[Saved entries]
begin

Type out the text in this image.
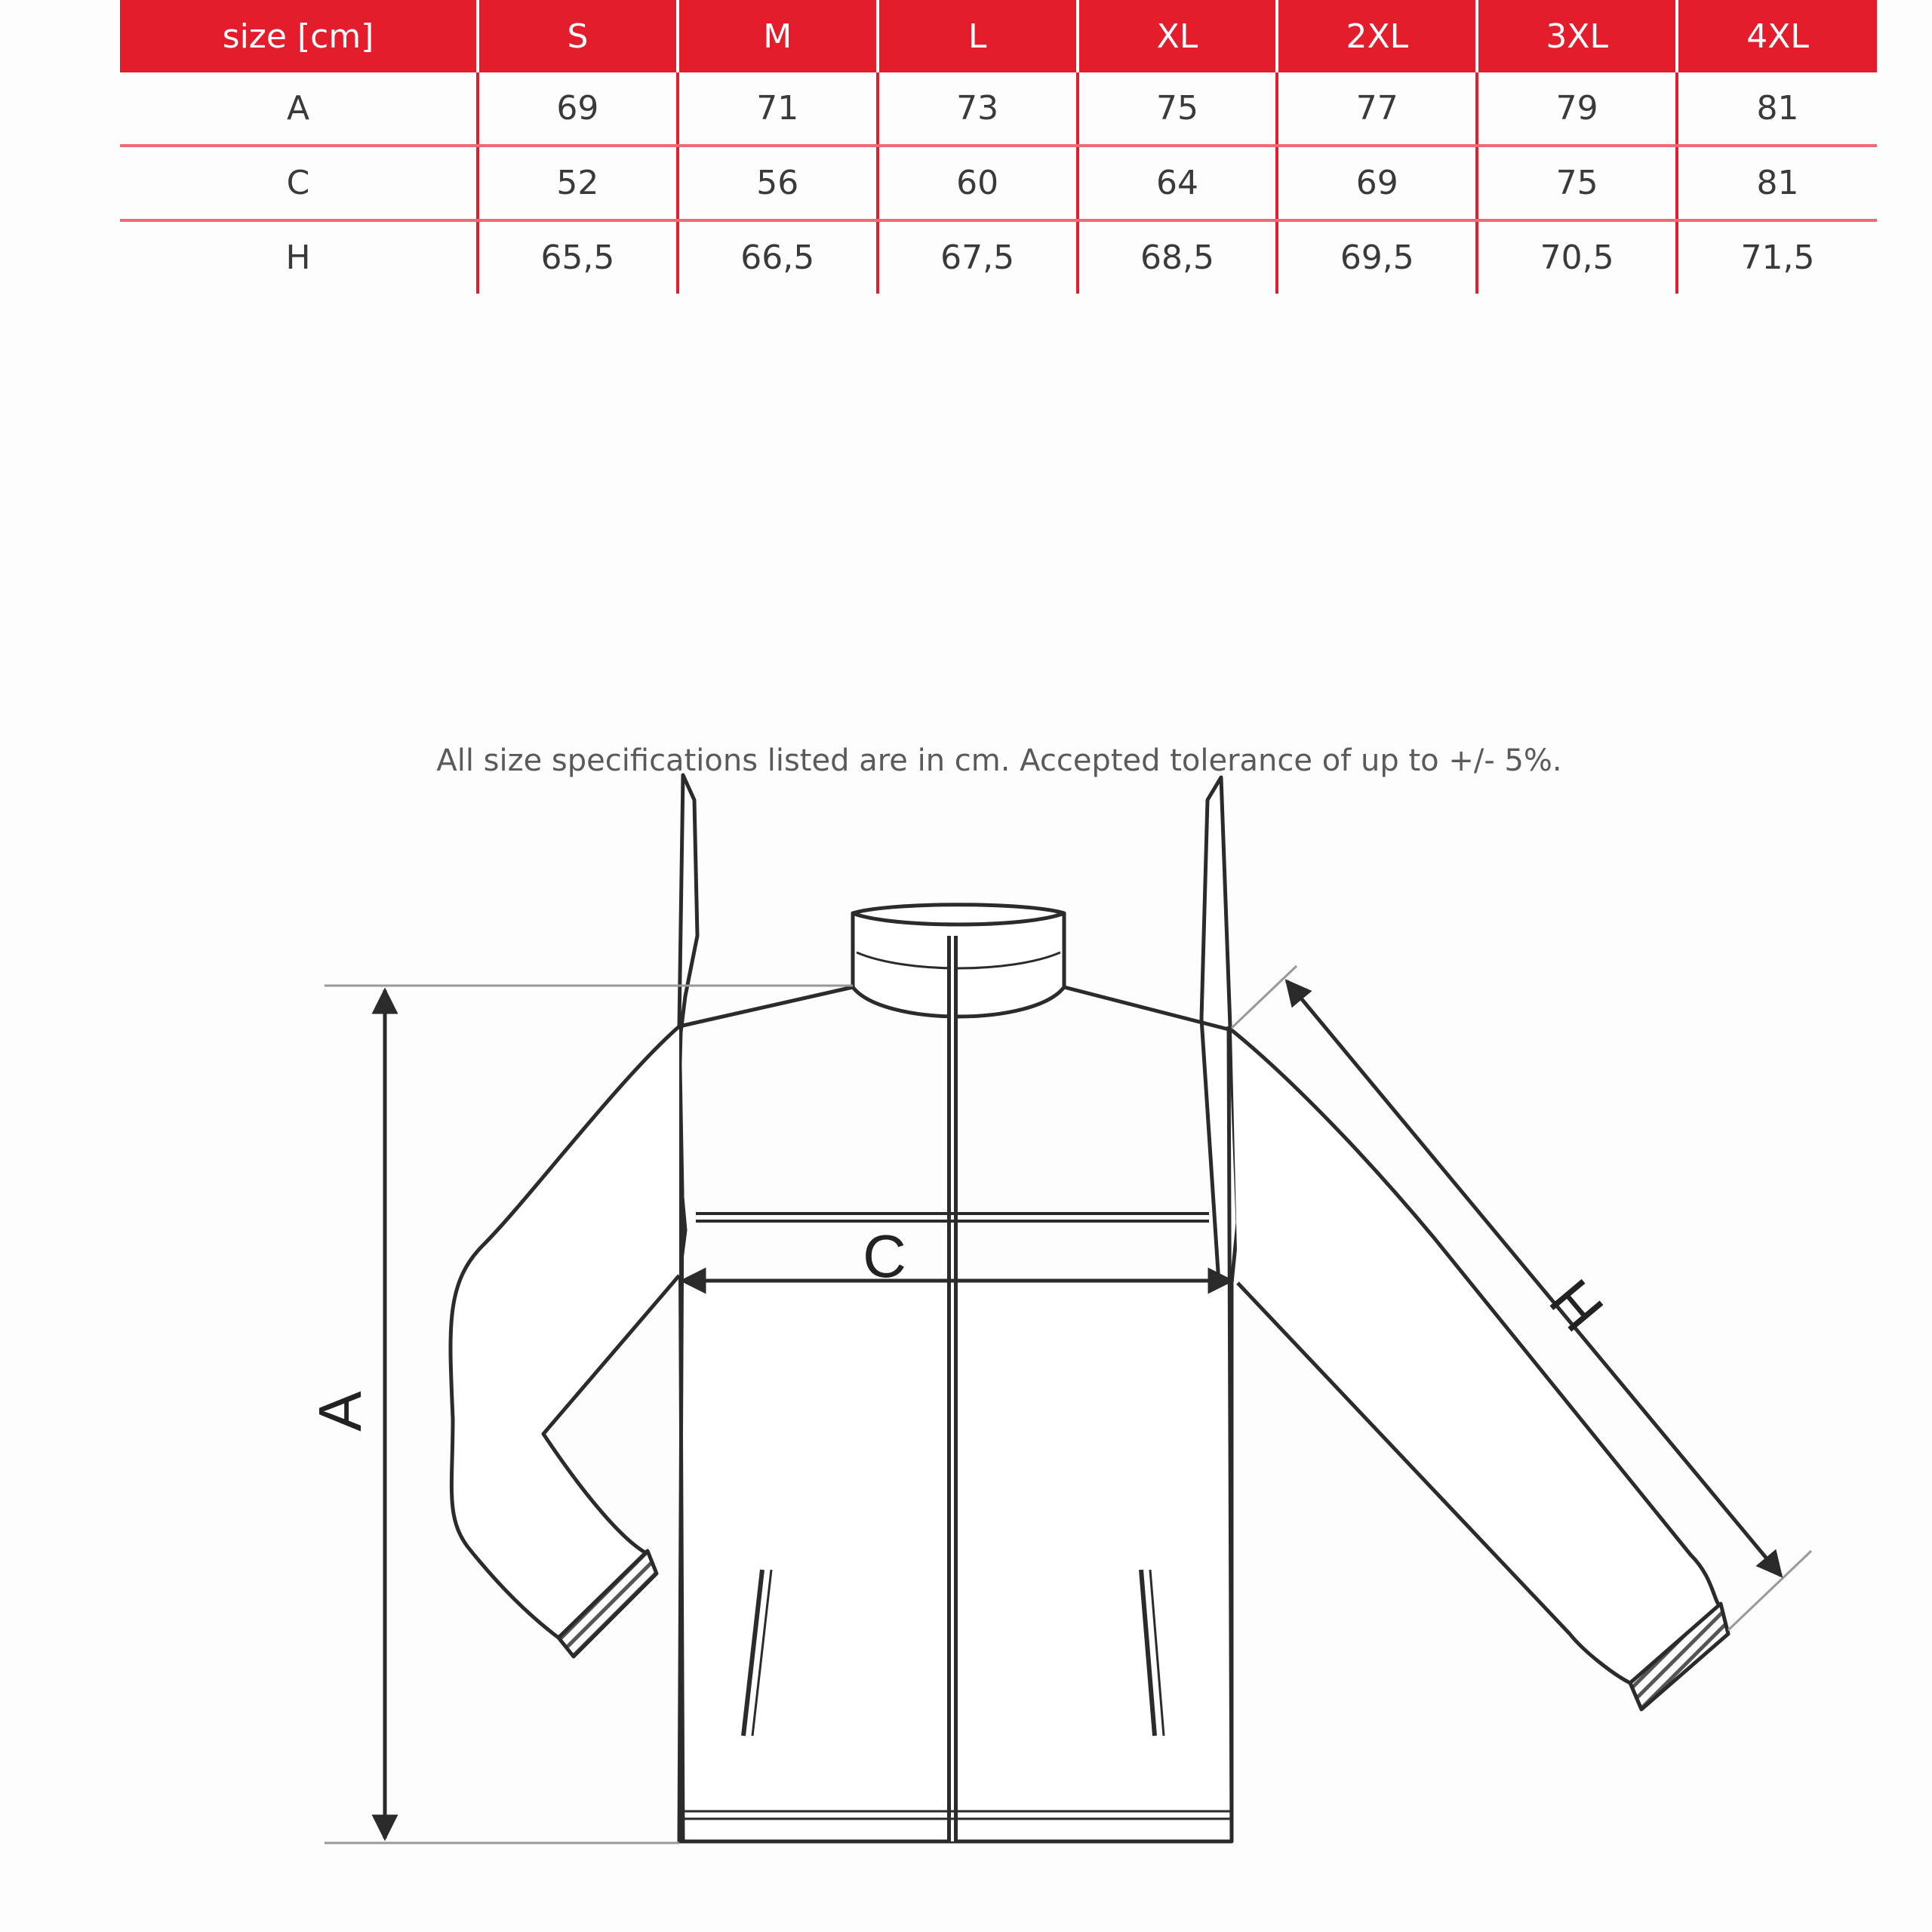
size [cm]	S	M	L	XL	2XL	3XL	4XL
A	69	71	73	75	77	79	81
C	52	56	60	64	69	75	81
H	65,5	66,5	67,5	68,5	69,5	70,5	71,5
All size specifications listed are in cm. Accepted tolerance of up to +/- 5%.
A
C
H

end

* Set task: Copy all lines from the material that hold "size".

* Answer to this problem:
size [cm]	S	M	L	XL	2XL	3XL	4XL
All size specifications listed are in cm. Accepted tolerance of up to +/- 5%.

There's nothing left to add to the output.